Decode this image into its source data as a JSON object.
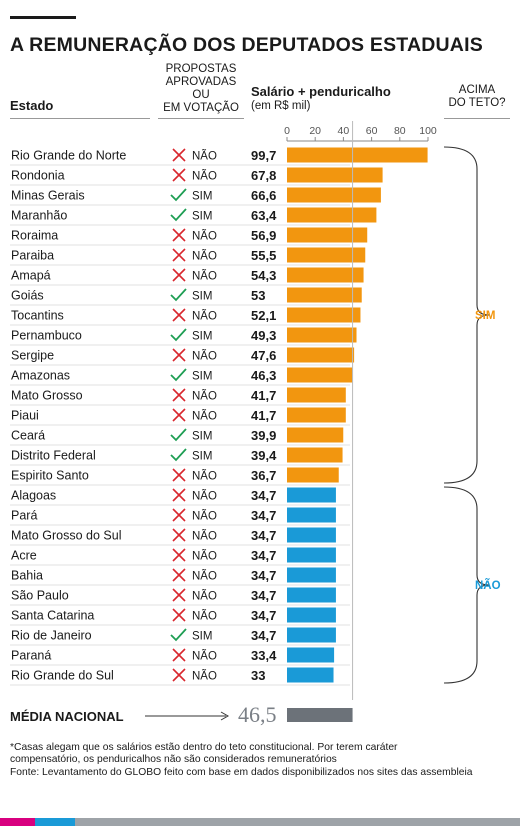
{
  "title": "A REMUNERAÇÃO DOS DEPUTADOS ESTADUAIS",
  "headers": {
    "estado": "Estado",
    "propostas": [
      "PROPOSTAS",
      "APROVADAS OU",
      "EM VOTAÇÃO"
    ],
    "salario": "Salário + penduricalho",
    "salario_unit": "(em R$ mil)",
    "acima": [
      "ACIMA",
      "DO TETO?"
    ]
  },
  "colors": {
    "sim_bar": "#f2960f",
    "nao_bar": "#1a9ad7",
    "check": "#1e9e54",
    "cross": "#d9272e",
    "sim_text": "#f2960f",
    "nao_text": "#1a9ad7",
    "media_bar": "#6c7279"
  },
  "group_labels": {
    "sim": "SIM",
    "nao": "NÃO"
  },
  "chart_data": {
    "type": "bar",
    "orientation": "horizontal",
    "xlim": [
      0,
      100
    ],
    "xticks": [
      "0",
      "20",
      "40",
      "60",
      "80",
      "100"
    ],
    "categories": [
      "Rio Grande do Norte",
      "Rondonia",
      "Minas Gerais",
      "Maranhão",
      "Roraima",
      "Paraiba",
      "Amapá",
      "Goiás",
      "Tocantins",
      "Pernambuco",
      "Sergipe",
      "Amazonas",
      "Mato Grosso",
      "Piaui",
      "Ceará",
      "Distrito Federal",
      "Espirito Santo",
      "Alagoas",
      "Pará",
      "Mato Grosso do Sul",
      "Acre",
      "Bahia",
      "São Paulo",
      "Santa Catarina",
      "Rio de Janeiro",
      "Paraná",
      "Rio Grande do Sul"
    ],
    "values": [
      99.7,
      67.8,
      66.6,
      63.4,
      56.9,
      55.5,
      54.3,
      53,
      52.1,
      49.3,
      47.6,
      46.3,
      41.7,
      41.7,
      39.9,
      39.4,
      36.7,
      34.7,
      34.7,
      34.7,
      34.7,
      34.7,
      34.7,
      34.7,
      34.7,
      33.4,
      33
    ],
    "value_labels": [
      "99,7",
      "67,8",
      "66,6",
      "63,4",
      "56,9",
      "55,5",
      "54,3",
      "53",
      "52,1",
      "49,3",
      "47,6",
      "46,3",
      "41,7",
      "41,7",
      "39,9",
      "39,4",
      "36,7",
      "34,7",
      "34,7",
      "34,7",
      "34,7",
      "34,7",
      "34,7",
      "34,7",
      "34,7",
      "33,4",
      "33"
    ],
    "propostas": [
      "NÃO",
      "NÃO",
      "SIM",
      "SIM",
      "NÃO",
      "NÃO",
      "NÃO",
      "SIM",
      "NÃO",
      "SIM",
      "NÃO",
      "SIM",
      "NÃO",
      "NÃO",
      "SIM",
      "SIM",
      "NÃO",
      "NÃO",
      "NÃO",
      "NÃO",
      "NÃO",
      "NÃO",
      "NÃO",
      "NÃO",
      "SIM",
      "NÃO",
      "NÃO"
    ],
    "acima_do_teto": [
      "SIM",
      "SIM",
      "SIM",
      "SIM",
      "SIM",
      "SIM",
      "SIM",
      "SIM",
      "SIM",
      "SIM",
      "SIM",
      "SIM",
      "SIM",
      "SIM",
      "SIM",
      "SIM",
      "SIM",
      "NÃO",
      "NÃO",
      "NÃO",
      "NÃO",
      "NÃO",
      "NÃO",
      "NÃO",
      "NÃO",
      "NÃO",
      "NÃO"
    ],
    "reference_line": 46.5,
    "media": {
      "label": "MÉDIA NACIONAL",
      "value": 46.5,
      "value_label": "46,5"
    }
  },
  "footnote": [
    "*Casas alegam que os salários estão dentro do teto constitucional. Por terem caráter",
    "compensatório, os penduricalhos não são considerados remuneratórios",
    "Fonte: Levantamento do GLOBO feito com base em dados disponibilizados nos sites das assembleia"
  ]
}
...
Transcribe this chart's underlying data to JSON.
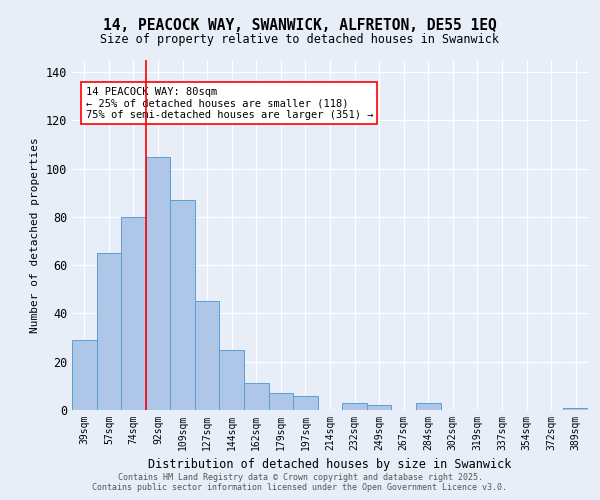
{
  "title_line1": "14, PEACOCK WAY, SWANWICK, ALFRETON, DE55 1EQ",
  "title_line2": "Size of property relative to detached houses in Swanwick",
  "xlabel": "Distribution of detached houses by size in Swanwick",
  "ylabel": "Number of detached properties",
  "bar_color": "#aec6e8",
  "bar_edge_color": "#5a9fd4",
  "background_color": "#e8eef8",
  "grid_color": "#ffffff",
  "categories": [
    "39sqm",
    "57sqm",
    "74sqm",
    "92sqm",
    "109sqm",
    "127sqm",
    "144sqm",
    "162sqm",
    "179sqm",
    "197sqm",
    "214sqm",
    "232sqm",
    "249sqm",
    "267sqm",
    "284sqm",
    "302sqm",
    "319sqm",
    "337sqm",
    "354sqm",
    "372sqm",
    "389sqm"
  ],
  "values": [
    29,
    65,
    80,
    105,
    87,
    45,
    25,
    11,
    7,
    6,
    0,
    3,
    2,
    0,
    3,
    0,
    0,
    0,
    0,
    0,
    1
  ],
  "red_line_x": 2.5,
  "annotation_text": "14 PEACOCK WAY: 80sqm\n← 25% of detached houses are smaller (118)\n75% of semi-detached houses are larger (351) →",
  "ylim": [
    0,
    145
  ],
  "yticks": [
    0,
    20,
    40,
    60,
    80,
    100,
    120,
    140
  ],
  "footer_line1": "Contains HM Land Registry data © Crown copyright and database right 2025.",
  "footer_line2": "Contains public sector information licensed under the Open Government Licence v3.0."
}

EXERCISE GOAL: Where does the word "houses" appear? Return each line that holds it.

RESULT OF THIS EXERCISE:
  "title_line2": "Size of property relative to detached houses in Swanwick",
  "xlabel": "Distribution of detached houses by size in Swanwick",
  "annotation_text": "14 PEACOCK WAY: 80sqm\n← 25% of detached houses are smaller (118)\n75% of semi-detached houses are larger (351) →",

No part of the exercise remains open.